### Qué hacer
1. Vuelve a escribir el fragmento del texto sobre las novelas de Trapiello que empieza con "Y, por otro" y sigue hasta "novela definitivamente maravillosa.", sustituyendo "divertidas" por "entretenidas".
2. Responde a estas preguntas sobre el texto acerca de las novelas de Trapiello:
(a) ¿En qué capítulo de Me piden que regrese cree el autor que hace un cameo Pío Baroja?
(b) ¿Qué novela de Trapiello se califica de muy necesaria?
(c) ¿Qué dos obras forman el díptico mencionado?

### Texto de la página
☆ ☆ ☆

Para empezar, si las novelas de Trapiello son contrahechas o desequilibradas lo son como lo fueron las de Cervantes o las de Pío Baroja (quien, por cierto, creo que hace un cameo en el capítulo 17 de Me piden que regrese, paseando a solas por el Retiro): benditos sean los gazapos extremos del primero o los violentos anacolutos del segundo si contribuyeron a reforzar o caracterizar sus obras, e incluso a inyectarles una magia muy particular.

Entre la documentación y la imaginación

Y, por otro lado, es difícil discutir que hay novelas que a Trapiello le han salido regular, pero a condición de que no se olvide que otras son muy divertidas (El buque fantasma), o muy necesarias (Días y noches) o simplemente preciosas (como el díptico formado por Al morir don Quijote y El final de Sancho Panza y otras suertes). Y creo que ahora Trapiello va asegurando por ahí que esta novela de hoy es la última que publicará, que con esta se acaba su obra narrativa. Lo que sinceramente espero es que con ésta se acaben los malentendidos comentados, porque se trata de una novela definitivamente maravillosa.

☆ ☆ ☆

### Material extraído
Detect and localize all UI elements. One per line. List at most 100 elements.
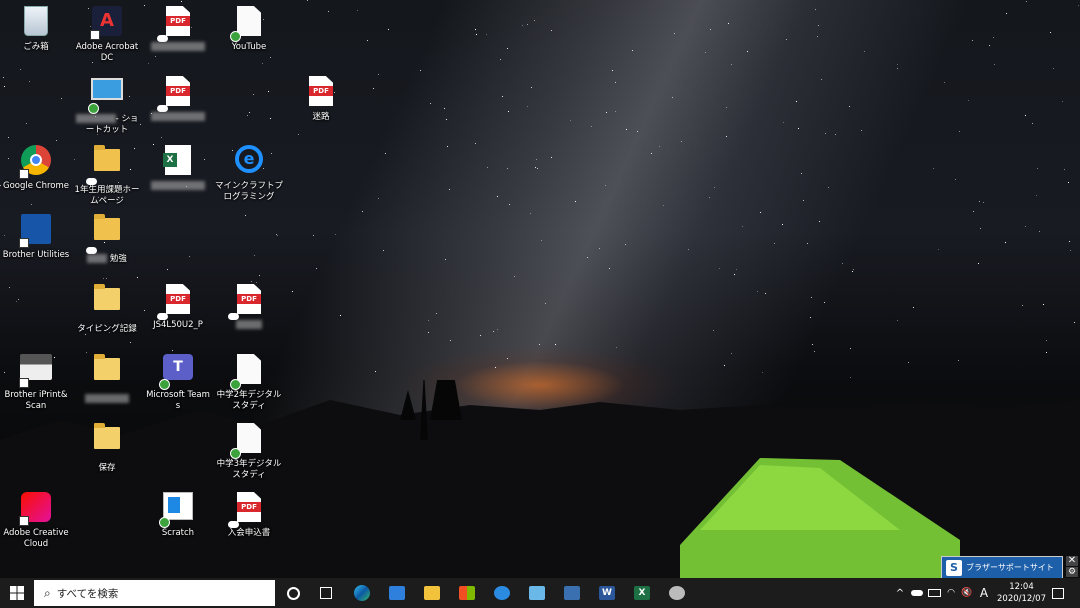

☆ ☆ ☆

### Soluciones
1.
Y, por otro lado, es difícil discutir que hay novelas que a Trapiello le han salido regular, pero a condición de que no se olvide que otras son muy entretenidas (El buque fantasma), o muy necesarias (Días y noches) o simplemente preciosas (como el díptico formado por Al morir don Quijote y El final de Sancho Panza y otras suertes). Y creo que ahora Trapiello va asegurando por ahí que esta novela de hoy es la última que publicará, que con esta se acaba su obra narrativa. Lo que sinceramente espero es que con ésta se acaben los malentendidos comentados, porque se trata de una novela definitivamente maravillosa.

2.
(a) En el capítulo 17.
(b) Días y noches.
(c) Al morir don Quijote y El final de Sancho Panza y otras suertes.